▶ [What the task requires]: Reproduce all of the data that follows, character for character.

▶ [Recorded information]:
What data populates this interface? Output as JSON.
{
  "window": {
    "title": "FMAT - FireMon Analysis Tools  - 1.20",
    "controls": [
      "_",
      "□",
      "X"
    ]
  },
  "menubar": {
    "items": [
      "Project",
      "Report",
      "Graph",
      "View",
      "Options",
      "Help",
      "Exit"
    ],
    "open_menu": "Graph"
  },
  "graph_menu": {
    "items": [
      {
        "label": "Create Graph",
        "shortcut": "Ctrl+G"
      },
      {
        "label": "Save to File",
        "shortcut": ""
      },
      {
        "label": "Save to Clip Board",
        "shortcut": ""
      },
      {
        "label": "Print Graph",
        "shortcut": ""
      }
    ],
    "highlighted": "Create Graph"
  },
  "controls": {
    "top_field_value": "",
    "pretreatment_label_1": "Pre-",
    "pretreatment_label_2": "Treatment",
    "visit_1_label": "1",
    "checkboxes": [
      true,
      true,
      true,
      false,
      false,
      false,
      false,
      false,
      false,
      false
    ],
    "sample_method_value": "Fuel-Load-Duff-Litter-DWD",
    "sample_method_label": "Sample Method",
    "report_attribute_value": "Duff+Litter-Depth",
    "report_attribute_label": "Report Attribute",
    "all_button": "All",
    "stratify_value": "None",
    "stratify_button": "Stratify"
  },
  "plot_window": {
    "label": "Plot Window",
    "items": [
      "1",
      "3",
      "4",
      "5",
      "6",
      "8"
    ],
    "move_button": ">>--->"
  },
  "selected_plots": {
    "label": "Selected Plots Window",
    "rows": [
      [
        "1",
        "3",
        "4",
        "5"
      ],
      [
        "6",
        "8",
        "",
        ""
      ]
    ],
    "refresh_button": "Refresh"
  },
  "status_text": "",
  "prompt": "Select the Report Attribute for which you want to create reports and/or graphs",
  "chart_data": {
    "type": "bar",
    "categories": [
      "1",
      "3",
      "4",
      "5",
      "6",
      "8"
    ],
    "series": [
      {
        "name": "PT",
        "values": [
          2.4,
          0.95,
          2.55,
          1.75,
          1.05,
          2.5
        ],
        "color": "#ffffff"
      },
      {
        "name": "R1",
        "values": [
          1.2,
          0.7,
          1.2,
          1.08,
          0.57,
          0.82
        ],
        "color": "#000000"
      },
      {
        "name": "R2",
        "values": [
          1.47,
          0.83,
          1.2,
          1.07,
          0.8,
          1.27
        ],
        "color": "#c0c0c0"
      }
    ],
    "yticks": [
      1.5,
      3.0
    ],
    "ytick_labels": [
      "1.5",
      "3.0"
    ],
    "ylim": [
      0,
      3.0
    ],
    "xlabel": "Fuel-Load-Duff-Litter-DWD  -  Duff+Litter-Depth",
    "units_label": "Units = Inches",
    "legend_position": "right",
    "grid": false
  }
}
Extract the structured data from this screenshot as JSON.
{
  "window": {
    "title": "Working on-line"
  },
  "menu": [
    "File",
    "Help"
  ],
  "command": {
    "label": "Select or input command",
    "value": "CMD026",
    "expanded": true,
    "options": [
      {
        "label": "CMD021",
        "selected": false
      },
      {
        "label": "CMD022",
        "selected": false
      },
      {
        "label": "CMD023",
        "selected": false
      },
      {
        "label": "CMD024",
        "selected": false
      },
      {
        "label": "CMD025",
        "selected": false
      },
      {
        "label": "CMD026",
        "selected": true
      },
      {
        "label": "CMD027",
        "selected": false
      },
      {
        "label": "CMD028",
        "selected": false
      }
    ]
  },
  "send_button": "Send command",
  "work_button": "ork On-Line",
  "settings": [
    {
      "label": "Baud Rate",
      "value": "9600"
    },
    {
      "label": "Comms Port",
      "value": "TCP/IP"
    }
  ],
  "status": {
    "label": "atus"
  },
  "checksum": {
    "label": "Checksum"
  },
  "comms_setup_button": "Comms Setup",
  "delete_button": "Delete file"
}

▶ [Task output]:
What data populates this interface? Output as JSON.
{
  "window": {
    "title": "FMAT - FireMon Analysis Tools  - 1.20",
    "controls": [
      "_",
      "□",
      "X"
    ]
  },
  "menubar": {
    "items": [
      "Project",
      "Report",
      "Graph",
      "View",
      "Options",
      "Help",
      "Exit"
    ],
    "open_menu": "Graph"
  },
  "graph_menu": {
    "items": [
      {
        "label": "Create Graph",
        "shortcut": "Ctrl+G"
      },
      {
        "label": "Save to File",
        "shortcut": ""
      },
      {
        "label": "Save to Clip Board",
        "shortcut": ""
      },
      {
        "label": "Print Graph",
        "shortcut": ""
      }
    ],
    "highlighted": "Create Graph"
  },
  "controls": {
    "top_field_value": "",
    "pretreatment_label_1": "Pre-",
    "pretreatment_label_2": "Treatment",
    "visit_1_label": "1",
    "checkboxes": [
      true,
      true,
      true,
      false,
      false,
      false,
      false,
      false,
      false,
      false
    ],
    "sample_method_value": "Fuel-Load-Duff-Litter-DWD",
    "sample_method_label": "Sample Method",
    "report_attribute_value": "Duff+Litter-Depth",
    "report_attribute_label": "Report Attribute",
    "all_button": "All",
    "stratify_value": "None",
    "stratify_button": "Stratify"
  },
  "plot_window": {
    "label": "Plot Window",
    "items": [
      "1",
      "3",
      "4",
      "5",
      "6",
      "8"
    ],
    "move_button": ">>--->"
  },
  "selected_plots": {
    "label": "Selected Plots Window",
    "rows": [
      [
        "1",
        "3",
        "4",
        "5"
      ],
      [
        "6",
        "8",
        "",
        ""
      ]
    ],
    "refresh_button": "Refresh"
  },
  "status_text": "",
  "prompt": "Select the Report Attribute for which you want to create reports and/or graphs",
  "chart_data": {
    "type": "bar",
    "categories": [
      "1",
      "3",
      "4",
      "5",
      "6",
      "8"
    ],
    "series": [
      {
        "name": "PT",
        "values": [
          2.4,
          0.95,
          2.55,
          1.75,
          1.05,
          2.5
        ],
        "color": "#ffffff"
      },
      {
        "name": "R1",
        "values": [
          1.2,
          0.7,
          1.2,
          1.08,
          0.57,
          0.82
        ],
        "color": "#000000"
      },
      {
        "name": "R2",
        "values": [
          1.47,
          0.83,
          1.2,
          1.07,
          0.8,
          1.27
        ],
        "color": "#c0c0c0"
      }
    ],
    "yticks": [
      1.5,
      3.0
    ],
    "ytick_labels": [
      "1.5",
      "3.0"
    ],
    "ylim": [
      0,
      3.0
    ],
    "xlabel": "Fuel-Load-Duff-Litter-DWD  -  Duff+Litter-Depth",
    "units_label": "Units = Inches",
    "legend_position": "right",
    "grid": false
  }
}
Extract the structured data from this screenshot as JSON.
{
  "window": {
    "title": "Working on-line"
  },
  "menu": [
    "File",
    "Help"
  ],
  "command": {
    "label": "Select or input command",
    "value": "CMD026",
    "expanded": true,
    "options": [
      {
        "label": "CMD021",
        "selected": false
      },
      {
        "label": "CMD022",
        "selected": false
      },
      {
        "label": "CMD023",
        "selected": false
      },
      {
        "label": "CMD024",
        "selected": false
      },
      {
        "label": "CMD025",
        "selected": false
      },
      {
        "label": "CMD026",
        "selected": true
      },
      {
        "label": "CMD027",
        "selected": false
      },
      {
        "label": "CMD028",
        "selected": false
      }
    ]
  },
  "send_button": "Send command",
  "work_button": "ork On-Line",
  "settings": [
    {
      "label": "Baud Rate",
      "value": "9600"
    },
    {
      "label": "Comms Port",
      "value": "TCP/IP"
    }
  ],
  "status": {
    "label": "atus"
  },
  "checksum": {
    "label": "Checksum"
  },
  "comms_setup_button": "Comms Setup",
  "delete_button": "Delete file"
}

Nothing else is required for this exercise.